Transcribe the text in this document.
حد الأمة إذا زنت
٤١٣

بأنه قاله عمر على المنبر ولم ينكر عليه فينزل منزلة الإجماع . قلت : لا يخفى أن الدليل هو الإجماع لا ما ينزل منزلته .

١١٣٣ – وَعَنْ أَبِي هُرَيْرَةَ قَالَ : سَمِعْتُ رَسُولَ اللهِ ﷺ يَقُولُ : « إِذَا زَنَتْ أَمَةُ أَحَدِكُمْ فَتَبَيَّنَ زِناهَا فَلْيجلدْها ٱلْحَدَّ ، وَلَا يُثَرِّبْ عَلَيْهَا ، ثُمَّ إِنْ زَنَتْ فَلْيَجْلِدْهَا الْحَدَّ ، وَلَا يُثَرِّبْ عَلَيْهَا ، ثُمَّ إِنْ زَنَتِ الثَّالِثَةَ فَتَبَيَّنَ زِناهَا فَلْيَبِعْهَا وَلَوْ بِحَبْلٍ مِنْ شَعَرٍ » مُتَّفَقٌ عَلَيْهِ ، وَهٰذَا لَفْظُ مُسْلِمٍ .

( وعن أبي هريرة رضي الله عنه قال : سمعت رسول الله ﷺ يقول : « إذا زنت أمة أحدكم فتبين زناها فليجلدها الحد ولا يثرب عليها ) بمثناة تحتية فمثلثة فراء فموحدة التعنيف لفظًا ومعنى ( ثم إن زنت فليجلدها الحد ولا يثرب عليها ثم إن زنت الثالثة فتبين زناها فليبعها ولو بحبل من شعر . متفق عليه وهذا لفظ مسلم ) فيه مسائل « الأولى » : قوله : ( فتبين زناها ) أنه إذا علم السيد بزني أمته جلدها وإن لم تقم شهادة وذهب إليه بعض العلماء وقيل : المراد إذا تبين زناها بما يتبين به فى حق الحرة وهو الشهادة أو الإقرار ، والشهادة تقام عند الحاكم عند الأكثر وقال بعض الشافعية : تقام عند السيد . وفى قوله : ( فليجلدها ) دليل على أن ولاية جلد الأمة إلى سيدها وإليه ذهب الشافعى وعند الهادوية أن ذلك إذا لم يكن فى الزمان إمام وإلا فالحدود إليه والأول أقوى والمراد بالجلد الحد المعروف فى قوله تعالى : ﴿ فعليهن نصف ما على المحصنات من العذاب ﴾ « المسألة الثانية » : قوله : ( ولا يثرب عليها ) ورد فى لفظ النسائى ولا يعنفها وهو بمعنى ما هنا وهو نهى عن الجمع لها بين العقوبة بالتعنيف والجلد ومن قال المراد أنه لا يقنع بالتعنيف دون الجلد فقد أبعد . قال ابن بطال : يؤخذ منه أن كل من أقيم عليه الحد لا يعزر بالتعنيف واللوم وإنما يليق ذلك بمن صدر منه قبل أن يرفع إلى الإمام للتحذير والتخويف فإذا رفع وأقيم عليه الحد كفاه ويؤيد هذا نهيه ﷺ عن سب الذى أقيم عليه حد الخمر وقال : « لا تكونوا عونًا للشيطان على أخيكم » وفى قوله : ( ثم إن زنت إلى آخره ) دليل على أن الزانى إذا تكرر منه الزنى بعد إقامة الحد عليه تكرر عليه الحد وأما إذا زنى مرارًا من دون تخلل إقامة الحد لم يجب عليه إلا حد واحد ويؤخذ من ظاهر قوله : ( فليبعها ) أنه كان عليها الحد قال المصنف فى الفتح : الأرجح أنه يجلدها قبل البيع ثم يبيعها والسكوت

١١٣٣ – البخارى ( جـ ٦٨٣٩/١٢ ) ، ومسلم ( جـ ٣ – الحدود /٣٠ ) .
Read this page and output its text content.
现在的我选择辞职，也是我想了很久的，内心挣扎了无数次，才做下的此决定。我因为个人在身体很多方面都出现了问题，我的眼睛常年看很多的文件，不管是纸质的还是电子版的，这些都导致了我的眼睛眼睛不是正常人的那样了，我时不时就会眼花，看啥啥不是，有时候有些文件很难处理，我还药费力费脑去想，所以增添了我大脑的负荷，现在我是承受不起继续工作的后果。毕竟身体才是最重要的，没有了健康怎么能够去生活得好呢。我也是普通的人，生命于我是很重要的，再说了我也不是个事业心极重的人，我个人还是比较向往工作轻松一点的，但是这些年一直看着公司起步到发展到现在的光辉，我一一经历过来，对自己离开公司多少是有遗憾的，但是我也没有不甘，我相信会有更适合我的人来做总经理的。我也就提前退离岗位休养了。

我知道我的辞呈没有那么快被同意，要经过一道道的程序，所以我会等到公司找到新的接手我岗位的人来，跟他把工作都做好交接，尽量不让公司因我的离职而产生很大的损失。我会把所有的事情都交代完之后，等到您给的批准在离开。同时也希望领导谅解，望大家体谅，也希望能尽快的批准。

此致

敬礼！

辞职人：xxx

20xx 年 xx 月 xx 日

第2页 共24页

----

» **WHAT THE EXERCISE ASKS**
Return all lines containing "this".

» **RESPONSE TO THE TASK**
Transcribe the text in this document.
Read this page and output its text content.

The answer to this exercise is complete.